▸ **What is required**
Only the number is wanted: tally the lines below that contain the word "无法确定".

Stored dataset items
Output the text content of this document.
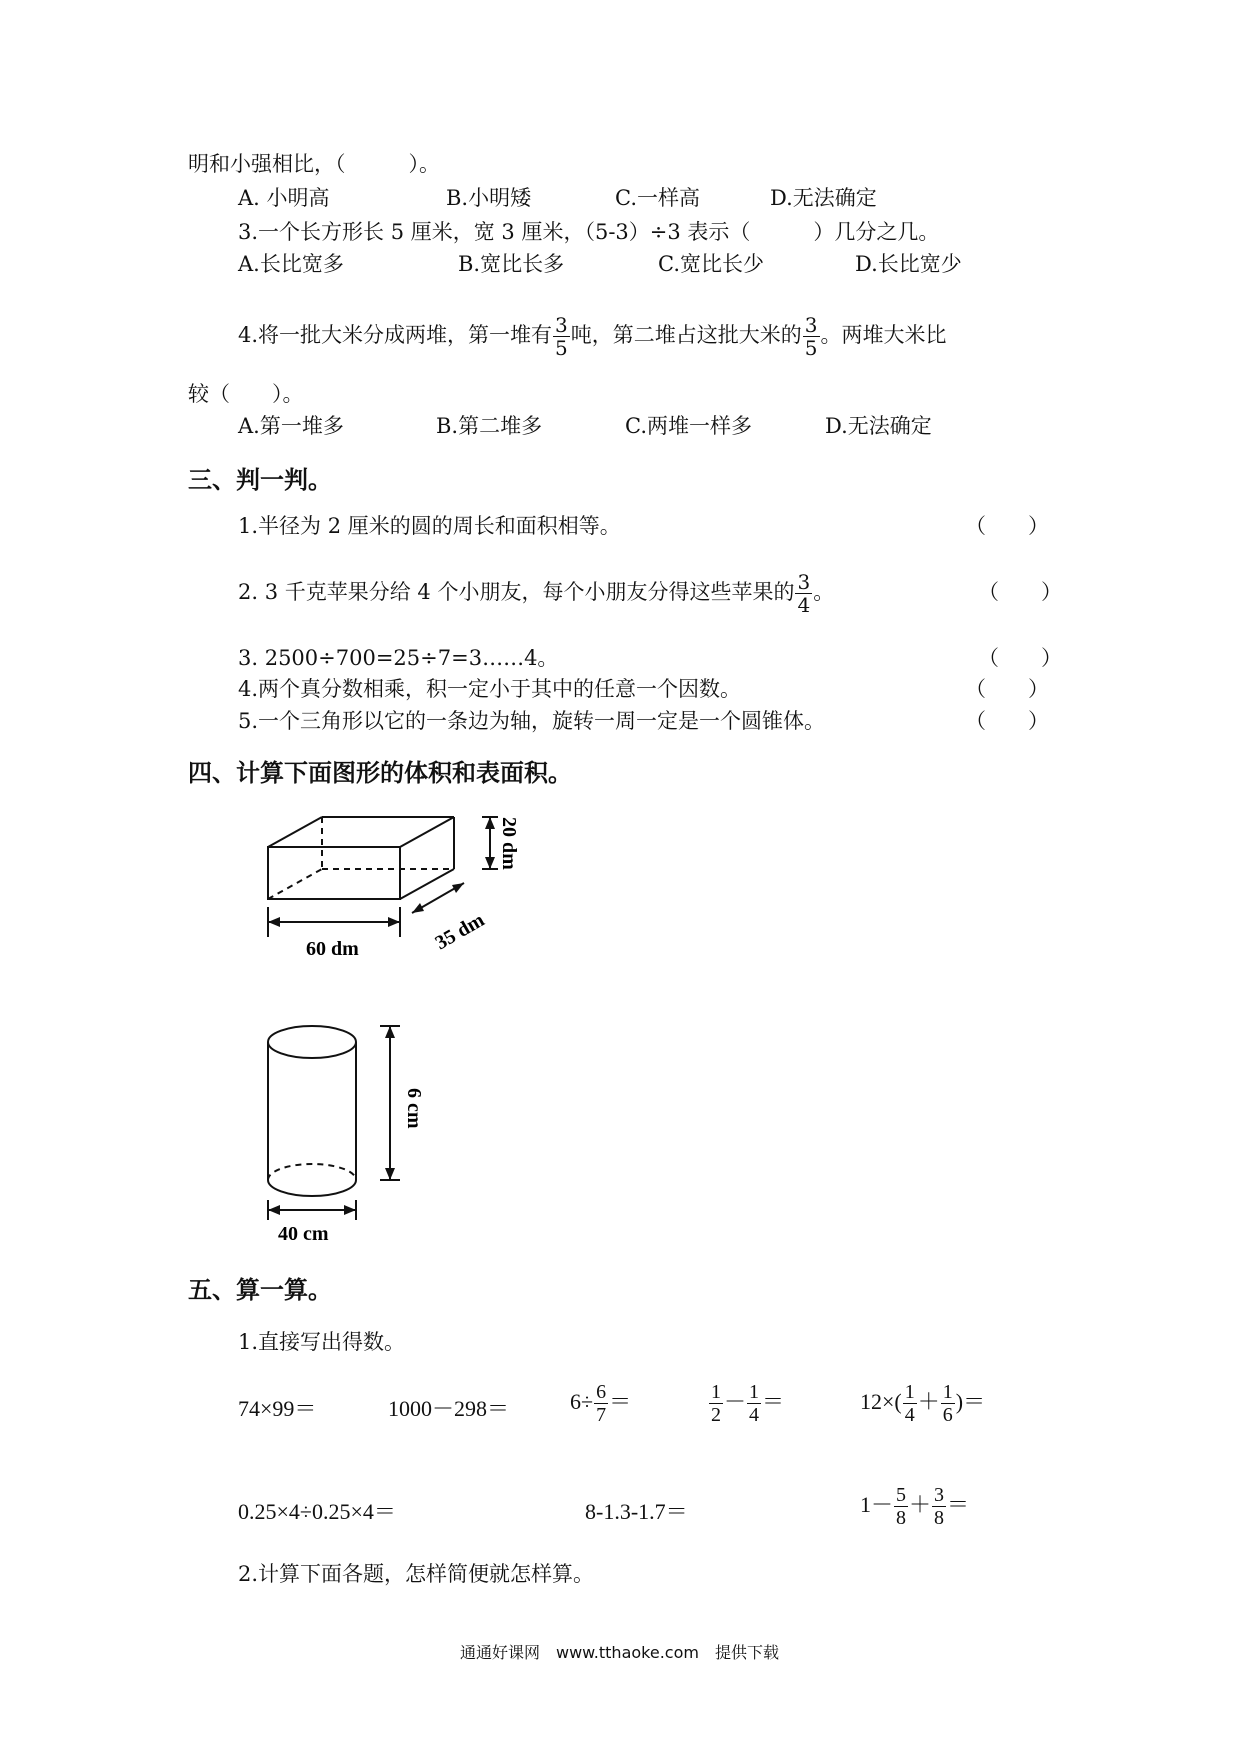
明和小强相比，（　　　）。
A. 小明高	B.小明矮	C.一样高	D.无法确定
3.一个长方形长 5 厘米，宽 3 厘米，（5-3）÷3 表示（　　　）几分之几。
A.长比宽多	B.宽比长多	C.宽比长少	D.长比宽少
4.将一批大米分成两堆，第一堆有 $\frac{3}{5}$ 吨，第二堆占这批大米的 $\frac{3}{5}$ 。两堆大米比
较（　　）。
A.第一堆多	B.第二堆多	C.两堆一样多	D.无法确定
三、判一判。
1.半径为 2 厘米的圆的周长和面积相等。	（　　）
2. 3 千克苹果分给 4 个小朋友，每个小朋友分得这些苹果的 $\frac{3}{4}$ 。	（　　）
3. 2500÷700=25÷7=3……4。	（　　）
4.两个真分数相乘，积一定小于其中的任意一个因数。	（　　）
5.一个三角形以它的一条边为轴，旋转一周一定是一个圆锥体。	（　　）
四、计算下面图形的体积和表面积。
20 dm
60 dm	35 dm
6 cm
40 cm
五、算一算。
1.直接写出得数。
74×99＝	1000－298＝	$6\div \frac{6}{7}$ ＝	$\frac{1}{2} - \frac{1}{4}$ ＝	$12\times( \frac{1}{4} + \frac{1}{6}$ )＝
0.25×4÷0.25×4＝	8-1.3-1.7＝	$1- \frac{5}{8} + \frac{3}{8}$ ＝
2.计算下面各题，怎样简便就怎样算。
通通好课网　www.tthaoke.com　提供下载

▸ **The output**
2